INSTRUCTION: In the listing below, find every line with the string "xlabel" and pull it out.

Dataset entries
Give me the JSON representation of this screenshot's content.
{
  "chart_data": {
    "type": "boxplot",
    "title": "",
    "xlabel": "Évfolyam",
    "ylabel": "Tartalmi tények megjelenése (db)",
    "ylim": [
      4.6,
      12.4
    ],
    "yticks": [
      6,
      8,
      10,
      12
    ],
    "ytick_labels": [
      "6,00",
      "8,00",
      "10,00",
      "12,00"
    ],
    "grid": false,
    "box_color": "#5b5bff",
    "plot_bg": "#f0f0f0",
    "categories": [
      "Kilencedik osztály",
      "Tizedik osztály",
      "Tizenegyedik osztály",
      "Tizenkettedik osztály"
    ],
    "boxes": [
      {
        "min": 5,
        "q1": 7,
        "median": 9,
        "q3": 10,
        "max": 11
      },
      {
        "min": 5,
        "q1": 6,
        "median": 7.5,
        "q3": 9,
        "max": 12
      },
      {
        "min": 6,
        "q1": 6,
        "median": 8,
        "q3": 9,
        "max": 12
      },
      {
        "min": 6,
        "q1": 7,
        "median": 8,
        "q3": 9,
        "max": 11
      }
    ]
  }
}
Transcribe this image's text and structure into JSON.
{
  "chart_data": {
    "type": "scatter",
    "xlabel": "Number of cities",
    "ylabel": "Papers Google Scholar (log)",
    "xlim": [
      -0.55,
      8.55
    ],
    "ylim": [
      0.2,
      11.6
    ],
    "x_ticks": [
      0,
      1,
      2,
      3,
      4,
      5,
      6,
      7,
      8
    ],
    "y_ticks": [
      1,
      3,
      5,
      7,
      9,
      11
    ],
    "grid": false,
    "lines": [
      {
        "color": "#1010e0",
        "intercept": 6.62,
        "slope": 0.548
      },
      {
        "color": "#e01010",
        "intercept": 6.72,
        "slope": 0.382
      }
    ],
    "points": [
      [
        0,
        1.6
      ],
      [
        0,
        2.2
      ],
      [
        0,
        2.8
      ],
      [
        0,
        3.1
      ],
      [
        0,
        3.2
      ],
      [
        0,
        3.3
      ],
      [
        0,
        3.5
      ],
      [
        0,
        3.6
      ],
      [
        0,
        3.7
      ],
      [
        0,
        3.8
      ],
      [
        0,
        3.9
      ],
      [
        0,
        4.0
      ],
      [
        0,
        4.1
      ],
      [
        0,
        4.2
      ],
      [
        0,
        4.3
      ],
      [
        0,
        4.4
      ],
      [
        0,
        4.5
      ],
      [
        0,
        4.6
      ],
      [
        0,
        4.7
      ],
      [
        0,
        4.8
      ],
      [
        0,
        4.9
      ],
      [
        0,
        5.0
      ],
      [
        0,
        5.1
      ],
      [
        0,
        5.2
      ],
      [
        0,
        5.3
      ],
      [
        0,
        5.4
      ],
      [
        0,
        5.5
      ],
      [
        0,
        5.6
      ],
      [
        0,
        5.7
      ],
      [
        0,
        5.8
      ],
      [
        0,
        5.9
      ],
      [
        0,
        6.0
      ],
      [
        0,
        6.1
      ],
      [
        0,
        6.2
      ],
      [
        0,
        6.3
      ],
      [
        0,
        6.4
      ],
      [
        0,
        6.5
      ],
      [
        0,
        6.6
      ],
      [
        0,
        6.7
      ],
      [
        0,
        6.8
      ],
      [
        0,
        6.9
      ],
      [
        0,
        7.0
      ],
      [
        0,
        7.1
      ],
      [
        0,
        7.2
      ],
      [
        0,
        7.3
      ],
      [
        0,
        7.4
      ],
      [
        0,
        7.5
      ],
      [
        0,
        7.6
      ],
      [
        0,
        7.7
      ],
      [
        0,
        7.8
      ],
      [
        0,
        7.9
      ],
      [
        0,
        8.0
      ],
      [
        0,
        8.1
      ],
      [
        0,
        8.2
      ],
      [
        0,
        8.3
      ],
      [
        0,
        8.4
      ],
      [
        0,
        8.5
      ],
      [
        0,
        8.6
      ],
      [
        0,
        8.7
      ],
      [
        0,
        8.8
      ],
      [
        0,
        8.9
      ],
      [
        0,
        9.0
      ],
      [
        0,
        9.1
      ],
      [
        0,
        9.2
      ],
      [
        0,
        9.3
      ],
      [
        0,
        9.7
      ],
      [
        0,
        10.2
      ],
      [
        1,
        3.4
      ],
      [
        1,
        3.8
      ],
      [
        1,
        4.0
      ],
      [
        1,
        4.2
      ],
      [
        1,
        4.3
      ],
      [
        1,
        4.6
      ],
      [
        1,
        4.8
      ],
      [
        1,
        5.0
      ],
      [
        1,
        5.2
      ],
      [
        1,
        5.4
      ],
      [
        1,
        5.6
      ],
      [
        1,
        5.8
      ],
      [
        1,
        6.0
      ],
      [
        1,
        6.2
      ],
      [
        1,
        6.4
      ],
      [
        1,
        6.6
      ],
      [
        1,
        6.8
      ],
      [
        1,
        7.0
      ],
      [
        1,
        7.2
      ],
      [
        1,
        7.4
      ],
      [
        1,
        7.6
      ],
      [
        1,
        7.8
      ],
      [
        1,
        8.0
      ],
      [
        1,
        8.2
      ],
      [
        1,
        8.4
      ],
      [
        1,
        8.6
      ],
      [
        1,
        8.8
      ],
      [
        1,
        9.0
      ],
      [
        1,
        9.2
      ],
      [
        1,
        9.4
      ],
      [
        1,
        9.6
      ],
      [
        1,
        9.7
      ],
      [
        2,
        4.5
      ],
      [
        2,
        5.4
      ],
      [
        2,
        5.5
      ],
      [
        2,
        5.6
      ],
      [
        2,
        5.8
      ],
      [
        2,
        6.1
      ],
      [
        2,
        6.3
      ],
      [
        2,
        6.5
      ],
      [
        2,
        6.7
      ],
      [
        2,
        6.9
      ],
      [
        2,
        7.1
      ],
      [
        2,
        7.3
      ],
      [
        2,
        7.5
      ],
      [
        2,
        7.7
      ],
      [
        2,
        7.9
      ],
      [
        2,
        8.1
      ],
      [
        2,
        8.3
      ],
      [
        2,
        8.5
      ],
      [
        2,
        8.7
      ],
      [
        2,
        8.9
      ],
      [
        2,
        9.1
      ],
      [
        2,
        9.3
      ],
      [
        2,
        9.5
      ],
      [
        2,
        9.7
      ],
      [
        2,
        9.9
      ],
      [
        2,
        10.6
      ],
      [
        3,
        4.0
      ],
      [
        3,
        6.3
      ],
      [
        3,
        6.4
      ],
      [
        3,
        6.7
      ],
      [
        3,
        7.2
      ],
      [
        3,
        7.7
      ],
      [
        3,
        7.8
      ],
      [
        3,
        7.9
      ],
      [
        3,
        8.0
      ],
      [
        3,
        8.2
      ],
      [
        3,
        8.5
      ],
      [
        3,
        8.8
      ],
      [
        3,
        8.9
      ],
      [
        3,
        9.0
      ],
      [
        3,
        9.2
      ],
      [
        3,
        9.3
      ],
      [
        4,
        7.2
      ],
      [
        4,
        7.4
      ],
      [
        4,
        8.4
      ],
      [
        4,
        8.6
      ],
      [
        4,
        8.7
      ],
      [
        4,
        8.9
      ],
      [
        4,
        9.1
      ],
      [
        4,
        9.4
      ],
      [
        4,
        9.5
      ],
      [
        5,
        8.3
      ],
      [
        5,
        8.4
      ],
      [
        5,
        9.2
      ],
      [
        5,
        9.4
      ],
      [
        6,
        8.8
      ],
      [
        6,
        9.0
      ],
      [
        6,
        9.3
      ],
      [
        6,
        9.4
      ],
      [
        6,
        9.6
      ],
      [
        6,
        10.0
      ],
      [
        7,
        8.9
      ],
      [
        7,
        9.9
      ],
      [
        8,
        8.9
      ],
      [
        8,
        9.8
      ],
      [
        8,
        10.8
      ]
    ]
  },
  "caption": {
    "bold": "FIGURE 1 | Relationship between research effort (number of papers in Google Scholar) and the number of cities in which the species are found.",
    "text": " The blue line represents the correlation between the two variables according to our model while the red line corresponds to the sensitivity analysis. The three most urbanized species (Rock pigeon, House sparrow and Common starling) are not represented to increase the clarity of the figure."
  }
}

RIGHT ANSWER:
    "xlabel": "Évfolyam",
    "xlabel": "Number of cities",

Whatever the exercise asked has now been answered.